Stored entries
==============================

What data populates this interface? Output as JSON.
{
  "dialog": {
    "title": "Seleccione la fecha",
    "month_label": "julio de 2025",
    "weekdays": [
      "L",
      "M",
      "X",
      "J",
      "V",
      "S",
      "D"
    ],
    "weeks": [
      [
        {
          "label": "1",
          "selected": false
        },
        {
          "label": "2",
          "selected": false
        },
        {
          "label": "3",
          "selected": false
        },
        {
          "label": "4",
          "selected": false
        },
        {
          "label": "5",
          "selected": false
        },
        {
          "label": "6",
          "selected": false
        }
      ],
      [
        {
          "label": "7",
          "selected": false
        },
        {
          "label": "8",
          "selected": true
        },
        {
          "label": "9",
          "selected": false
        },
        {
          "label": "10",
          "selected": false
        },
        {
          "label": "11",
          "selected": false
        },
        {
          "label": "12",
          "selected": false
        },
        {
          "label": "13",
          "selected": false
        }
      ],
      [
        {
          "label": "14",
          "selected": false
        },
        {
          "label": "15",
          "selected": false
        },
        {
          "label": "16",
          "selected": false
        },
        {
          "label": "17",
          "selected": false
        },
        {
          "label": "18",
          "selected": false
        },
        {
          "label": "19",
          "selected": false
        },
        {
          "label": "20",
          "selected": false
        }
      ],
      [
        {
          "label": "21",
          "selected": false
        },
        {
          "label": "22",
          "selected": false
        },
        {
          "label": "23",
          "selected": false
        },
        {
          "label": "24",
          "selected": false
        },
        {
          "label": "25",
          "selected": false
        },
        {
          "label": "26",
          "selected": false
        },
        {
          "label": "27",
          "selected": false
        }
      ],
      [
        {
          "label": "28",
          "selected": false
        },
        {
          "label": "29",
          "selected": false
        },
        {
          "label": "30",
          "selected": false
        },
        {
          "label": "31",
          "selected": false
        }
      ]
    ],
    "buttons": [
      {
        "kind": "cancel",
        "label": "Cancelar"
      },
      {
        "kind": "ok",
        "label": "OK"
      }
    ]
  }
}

==============================

• _What you are asked to do_
Write the material out exactly, with nothing left out.

• _Result_
What data populates this interface? Output as JSON.
{
  "dialog": {
    "title": "Seleccione la fecha",
    "month_label": "julio de 2025",
    "weekdays": [
      "L",
      "M",
      "X",
      "J",
      "V",
      "S",
      "D"
    ],
    "weeks": [
      [
        {
          "label": "1",
          "selected": false
        },
        {
          "label": "2",
          "selected": false
        },
        {
          "label": "3",
          "selected": false
        },
        {
          "label": "4",
          "selected": false
        },
        {
          "label": "5",
          "selected": false
        },
        {
          "label": "6",
          "selected": false
        }
      ],
      [
        {
          "label": "7",
          "selected": false
        },
        {
          "label": "8",
          "selected": true
        },
        {
          "label": "9",
          "selected": false
        },
        {
          "label": "10",
          "selected": false
        },
        {
          "label": "11",
          "selected": false
        },
        {
          "label": "12",
          "selected": false
        },
        {
          "label": "13",
          "selected": false
        }
      ],
      [
        {
          "label": "14",
          "selected": false
        },
        {
          "label": "15",
          "selected": false
        },
        {
          "label": "16",
          "selected": false
        },
        {
          "label": "17",
          "selected": false
        },
        {
          "label": "18",
          "selected": false
        },
        {
          "label": "19",
          "selected": false
        },
        {
          "label": "20",
          "selected": false
        }
      ],
      [
        {
          "label": "21",
          "selected": false
        },
        {
          "label": "22",
          "selected": false
        },
        {
          "label": "23",
          "selected": false
        },
        {
          "label": "24",
          "selected": false
        },
        {
          "label": "25",
          "selected": false
        },
        {
          "label": "26",
          "selected": false
        },
        {
          "label": "27",
          "selected": false
        }
      ],
      [
        {
          "label": "28",
          "selected": false
        },
        {
          "label": "29",
          "selected": false
        },
        {
          "label": "30",
          "selected": false
        },
        {
          "label": "31",
          "selected": false
        }
      ]
    ],
    "buttons": [
      {
        "kind": "cancel",
        "label": "Cancelar"
      },
      {
        "kind": "ok",
        "label": "OK"
      }
    ]
  }
}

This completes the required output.